** Records for the exercise **
* Start *
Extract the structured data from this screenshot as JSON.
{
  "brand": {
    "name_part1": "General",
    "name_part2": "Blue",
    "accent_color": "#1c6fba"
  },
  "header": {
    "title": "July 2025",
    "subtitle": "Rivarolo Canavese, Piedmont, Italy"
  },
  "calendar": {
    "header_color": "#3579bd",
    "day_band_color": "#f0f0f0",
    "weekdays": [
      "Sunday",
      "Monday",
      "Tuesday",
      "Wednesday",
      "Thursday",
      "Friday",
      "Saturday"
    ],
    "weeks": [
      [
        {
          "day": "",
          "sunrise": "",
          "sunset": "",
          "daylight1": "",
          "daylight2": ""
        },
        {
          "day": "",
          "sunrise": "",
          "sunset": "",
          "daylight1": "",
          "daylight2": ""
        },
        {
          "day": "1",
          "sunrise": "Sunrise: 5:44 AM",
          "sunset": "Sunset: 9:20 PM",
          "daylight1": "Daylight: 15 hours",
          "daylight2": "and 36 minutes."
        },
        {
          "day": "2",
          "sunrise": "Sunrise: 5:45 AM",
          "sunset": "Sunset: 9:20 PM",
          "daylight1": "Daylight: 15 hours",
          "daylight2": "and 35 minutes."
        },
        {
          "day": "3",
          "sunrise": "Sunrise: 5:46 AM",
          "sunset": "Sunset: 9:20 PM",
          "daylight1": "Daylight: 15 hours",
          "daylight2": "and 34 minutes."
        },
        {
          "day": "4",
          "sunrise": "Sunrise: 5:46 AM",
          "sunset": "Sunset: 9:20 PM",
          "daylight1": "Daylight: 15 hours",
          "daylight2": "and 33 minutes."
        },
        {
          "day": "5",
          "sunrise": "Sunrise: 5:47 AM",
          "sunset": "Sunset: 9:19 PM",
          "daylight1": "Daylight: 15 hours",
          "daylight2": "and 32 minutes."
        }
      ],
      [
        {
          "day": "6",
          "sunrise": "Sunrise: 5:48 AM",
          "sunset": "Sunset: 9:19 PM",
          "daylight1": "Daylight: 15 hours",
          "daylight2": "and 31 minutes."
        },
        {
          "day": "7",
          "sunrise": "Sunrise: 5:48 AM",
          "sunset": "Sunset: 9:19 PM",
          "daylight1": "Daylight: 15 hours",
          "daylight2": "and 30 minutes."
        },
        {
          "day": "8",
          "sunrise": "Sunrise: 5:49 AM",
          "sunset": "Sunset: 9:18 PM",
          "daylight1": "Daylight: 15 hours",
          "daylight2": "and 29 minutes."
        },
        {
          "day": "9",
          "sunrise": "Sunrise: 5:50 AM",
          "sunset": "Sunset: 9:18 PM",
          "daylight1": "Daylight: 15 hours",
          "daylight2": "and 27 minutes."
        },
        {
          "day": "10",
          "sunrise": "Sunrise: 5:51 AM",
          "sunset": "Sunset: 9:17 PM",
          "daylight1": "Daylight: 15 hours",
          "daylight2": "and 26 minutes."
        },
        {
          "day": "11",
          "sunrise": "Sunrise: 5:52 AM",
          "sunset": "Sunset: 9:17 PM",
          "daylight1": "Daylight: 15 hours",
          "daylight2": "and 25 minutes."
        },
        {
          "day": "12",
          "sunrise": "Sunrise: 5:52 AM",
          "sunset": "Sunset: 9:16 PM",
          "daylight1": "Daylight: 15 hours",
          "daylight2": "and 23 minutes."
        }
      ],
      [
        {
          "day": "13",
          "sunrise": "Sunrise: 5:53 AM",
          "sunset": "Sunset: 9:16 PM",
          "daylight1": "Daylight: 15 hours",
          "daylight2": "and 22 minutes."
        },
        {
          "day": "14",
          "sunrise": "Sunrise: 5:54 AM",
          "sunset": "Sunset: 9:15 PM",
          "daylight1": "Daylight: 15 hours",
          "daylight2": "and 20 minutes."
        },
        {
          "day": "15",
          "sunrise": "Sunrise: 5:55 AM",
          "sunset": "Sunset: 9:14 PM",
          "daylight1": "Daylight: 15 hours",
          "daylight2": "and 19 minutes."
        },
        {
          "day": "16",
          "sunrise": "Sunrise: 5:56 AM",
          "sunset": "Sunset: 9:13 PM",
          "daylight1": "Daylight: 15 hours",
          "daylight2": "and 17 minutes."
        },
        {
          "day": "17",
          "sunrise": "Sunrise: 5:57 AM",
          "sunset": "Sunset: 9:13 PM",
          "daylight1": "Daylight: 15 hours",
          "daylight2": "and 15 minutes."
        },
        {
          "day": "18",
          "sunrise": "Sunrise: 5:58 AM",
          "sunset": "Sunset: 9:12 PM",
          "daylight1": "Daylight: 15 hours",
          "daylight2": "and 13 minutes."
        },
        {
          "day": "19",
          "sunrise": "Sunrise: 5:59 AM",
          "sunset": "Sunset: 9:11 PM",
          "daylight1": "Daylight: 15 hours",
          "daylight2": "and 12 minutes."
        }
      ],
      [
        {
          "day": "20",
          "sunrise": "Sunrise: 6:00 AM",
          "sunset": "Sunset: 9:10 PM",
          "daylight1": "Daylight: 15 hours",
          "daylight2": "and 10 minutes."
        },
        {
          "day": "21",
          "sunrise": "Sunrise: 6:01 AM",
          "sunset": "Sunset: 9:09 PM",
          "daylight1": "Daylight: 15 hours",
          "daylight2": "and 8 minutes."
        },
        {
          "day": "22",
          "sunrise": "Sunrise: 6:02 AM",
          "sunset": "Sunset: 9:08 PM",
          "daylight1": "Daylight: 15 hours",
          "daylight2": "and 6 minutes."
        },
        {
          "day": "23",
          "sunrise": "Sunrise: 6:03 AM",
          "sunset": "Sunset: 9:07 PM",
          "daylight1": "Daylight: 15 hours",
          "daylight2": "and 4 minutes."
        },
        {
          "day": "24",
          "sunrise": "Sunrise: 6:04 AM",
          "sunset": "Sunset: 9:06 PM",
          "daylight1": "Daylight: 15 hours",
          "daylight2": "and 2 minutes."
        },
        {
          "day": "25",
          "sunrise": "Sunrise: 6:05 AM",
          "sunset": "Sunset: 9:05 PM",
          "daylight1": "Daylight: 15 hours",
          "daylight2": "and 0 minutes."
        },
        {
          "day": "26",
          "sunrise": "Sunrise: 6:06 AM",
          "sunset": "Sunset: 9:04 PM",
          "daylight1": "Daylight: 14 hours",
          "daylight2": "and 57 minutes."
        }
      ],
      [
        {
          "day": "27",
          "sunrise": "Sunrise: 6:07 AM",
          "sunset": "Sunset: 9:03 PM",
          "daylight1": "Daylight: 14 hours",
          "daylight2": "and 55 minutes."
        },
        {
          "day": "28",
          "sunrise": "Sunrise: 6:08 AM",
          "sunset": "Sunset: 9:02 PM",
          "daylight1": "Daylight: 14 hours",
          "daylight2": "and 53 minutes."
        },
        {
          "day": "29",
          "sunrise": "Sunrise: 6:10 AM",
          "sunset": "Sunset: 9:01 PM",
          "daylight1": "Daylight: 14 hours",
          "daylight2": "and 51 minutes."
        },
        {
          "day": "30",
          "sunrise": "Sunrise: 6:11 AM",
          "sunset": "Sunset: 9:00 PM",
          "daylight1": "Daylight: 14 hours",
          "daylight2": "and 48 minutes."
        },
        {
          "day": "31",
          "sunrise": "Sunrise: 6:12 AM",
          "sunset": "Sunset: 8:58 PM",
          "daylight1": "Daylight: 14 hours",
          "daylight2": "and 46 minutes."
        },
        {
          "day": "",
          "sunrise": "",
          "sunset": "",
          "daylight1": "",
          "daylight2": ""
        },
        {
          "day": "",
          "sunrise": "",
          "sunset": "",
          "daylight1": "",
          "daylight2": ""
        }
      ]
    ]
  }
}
* End *
** Task goal **
Would you give the material above again, complete and exact?

** Solution **
Extract the structured data from this screenshot as JSON.
{
  "brand": {
    "name_part1": "General",
    "name_part2": "Blue",
    "accent_color": "#1c6fba"
  },
  "header": {
    "title": "July 2025",
    "subtitle": "Rivarolo Canavese, Piedmont, Italy"
  },
  "calendar": {
    "header_color": "#3579bd",
    "day_band_color": "#f0f0f0",
    "weekdays": [
      "Sunday",
      "Monday",
      "Tuesday",
      "Wednesday",
      "Thursday",
      "Friday",
      "Saturday"
    ],
    "weeks": [
      [
        {
          "day": "",
          "sunrise": "",
          "sunset": "",
          "daylight1": "",
          "daylight2": ""
        },
        {
          "day": "",
          "sunrise": "",
          "sunset": "",
          "daylight1": "",
          "daylight2": ""
        },
        {
          "day": "1",
          "sunrise": "Sunrise: 5:44 AM",
          "sunset": "Sunset: 9:20 PM",
          "daylight1": "Daylight: 15 hours",
          "daylight2": "and 36 minutes."
        },
        {
          "day": "2",
          "sunrise": "Sunrise: 5:45 AM",
          "sunset": "Sunset: 9:20 PM",
          "daylight1": "Daylight: 15 hours",
          "daylight2": "and 35 minutes."
        },
        {
          "day": "3",
          "sunrise": "Sunrise: 5:46 AM",
          "sunset": "Sunset: 9:20 PM",
          "daylight1": "Daylight: 15 hours",
          "daylight2": "and 34 minutes."
        },
        {
          "day": "4",
          "sunrise": "Sunrise: 5:46 AM",
          "sunset": "Sunset: 9:20 PM",
          "daylight1": "Daylight: 15 hours",
          "daylight2": "and 33 minutes."
        },
        {
          "day": "5",
          "sunrise": "Sunrise: 5:47 AM",
          "sunset": "Sunset: 9:19 PM",
          "daylight1": "Daylight: 15 hours",
          "daylight2": "and 32 minutes."
        }
      ],
      [
        {
          "day": "6",
          "sunrise": "Sunrise: 5:48 AM",
          "sunset": "Sunset: 9:19 PM",
          "daylight1": "Daylight: 15 hours",
          "daylight2": "and 31 minutes."
        },
        {
          "day": "7",
          "sunrise": "Sunrise: 5:48 AM",
          "sunset": "Sunset: 9:19 PM",
          "daylight1": "Daylight: 15 hours",
          "daylight2": "and 30 minutes."
        },
        {
          "day": "8",
          "sunrise": "Sunrise: 5:49 AM",
          "sunset": "Sunset: 9:18 PM",
          "daylight1": "Daylight: 15 hours",
          "daylight2": "and 29 minutes."
        },
        {
          "day": "9",
          "sunrise": "Sunrise: 5:50 AM",
          "sunset": "Sunset: 9:18 PM",
          "daylight1": "Daylight: 15 hours",
          "daylight2": "and 27 minutes."
        },
        {
          "day": "10",
          "sunrise": "Sunrise: 5:51 AM",
          "sunset": "Sunset: 9:17 PM",
          "daylight1": "Daylight: 15 hours",
          "daylight2": "and 26 minutes."
        },
        {
          "day": "11",
          "sunrise": "Sunrise: 5:52 AM",
          "sunset": "Sunset: 9:17 PM",
          "daylight1": "Daylight: 15 hours",
          "daylight2": "and 25 minutes."
        },
        {
          "day": "12",
          "sunrise": "Sunrise: 5:52 AM",
          "sunset": "Sunset: 9:16 PM",
          "daylight1": "Daylight: 15 hours",
          "daylight2": "and 23 minutes."
        }
      ],
      [
        {
          "day": "13",
          "sunrise": "Sunrise: 5:53 AM",
          "sunset": "Sunset: 9:16 PM",
          "daylight1": "Daylight: 15 hours",
          "daylight2": "and 22 minutes."
        },
        {
          "day": "14",
          "sunrise": "Sunrise: 5:54 AM",
          "sunset": "Sunset: 9:15 PM",
          "daylight1": "Daylight: 15 hours",
          "daylight2": "and 20 minutes."
        },
        {
          "day": "15",
          "sunrise": "Sunrise: 5:55 AM",
          "sunset": "Sunset: 9:14 PM",
          "daylight1": "Daylight: 15 hours",
          "daylight2": "and 19 minutes."
        },
        {
          "day": "16",
          "sunrise": "Sunrise: 5:56 AM",
          "sunset": "Sunset: 9:13 PM",
          "daylight1": "Daylight: 15 hours",
          "daylight2": "and 17 minutes."
        },
        {
          "day": "17",
          "sunrise": "Sunrise: 5:57 AM",
          "sunset": "Sunset: 9:13 PM",
          "daylight1": "Daylight: 15 hours",
          "daylight2": "and 15 minutes."
        },
        {
          "day": "18",
          "sunrise": "Sunrise: 5:58 AM",
          "sunset": "Sunset: 9:12 PM",
          "daylight1": "Daylight: 15 hours",
          "daylight2": "and 13 minutes."
        },
        {
          "day": "19",
          "sunrise": "Sunrise: 5:59 AM",
          "sunset": "Sunset: 9:11 PM",
          "daylight1": "Daylight: 15 hours",
          "daylight2": "and 12 minutes."
        }
      ],
      [
        {
          "day": "20",
          "sunrise": "Sunrise: 6:00 AM",
          "sunset": "Sunset: 9:10 PM",
          "daylight1": "Daylight: 15 hours",
          "daylight2": "and 10 minutes."
        },
        {
          "day": "21",
          "sunrise": "Sunrise: 6:01 AM",
          "sunset": "Sunset: 9:09 PM",
          "daylight1": "Daylight: 15 hours",
          "daylight2": "and 8 minutes."
        },
        {
          "day": "22",
          "sunrise": "Sunrise: 6:02 AM",
          "sunset": "Sunset: 9:08 PM",
          "daylight1": "Daylight: 15 hours",
          "daylight2": "and 6 minutes."
        },
        {
          "day": "23",
          "sunrise": "Sunrise: 6:03 AM",
          "sunset": "Sunset: 9:07 PM",
          "daylight1": "Daylight: 15 hours",
          "daylight2": "and 4 minutes."
        },
        {
          "day": "24",
          "sunrise": "Sunrise: 6:04 AM",
          "sunset": "Sunset: 9:06 PM",
          "daylight1": "Daylight: 15 hours",
          "daylight2": "and 2 minutes."
        },
        {
          "day": "25",
          "sunrise": "Sunrise: 6:05 AM",
          "sunset": "Sunset: 9:05 PM",
          "daylight1": "Daylight: 15 hours",
          "daylight2": "and 0 minutes."
        },
        {
          "day": "26",
          "sunrise": "Sunrise: 6:06 AM",
          "sunset": "Sunset: 9:04 PM",
          "daylight1": "Daylight: 14 hours",
          "daylight2": "and 57 minutes."
        }
      ],
      [
        {
          "day": "27",
          "sunrise": "Sunrise: 6:07 AM",
          "sunset": "Sunset: 9:03 PM",
          "daylight1": "Daylight: 14 hours",
          "daylight2": "and 55 minutes."
        },
        {
          "day": "28",
          "sunrise": "Sunrise: 6:08 AM",
          "sunset": "Sunset: 9:02 PM",
          "daylight1": "Daylight: 14 hours",
          "daylight2": "and 53 minutes."
        },
        {
          "day": "29",
          "sunrise": "Sunrise: 6:10 AM",
          "sunset": "Sunset: 9:01 PM",
          "daylight1": "Daylight: 14 hours",
          "daylight2": "and 51 minutes."
        },
        {
          "day": "30",
          "sunrise": "Sunrise: 6:11 AM",
          "sunset": "Sunset: 9:00 PM",
          "daylight1": "Daylight: 14 hours",
          "daylight2": "and 48 minutes."
        },
        {
          "day": "31",
          "sunrise": "Sunrise: 6:12 AM",
          "sunset": "Sunset: 8:58 PM",
          "daylight1": "Daylight: 14 hours",
          "daylight2": "and 46 minutes."
        },
        {
          "day": "",
          "sunrise": "",
          "sunset": "",
          "daylight1": "",
          "daylight2": ""
        },
        {
          "day": "",
          "sunrise": "",
          "sunset": "",
          "daylight1": "",
          "daylight2": ""
        }
      ]
    ]
  }
}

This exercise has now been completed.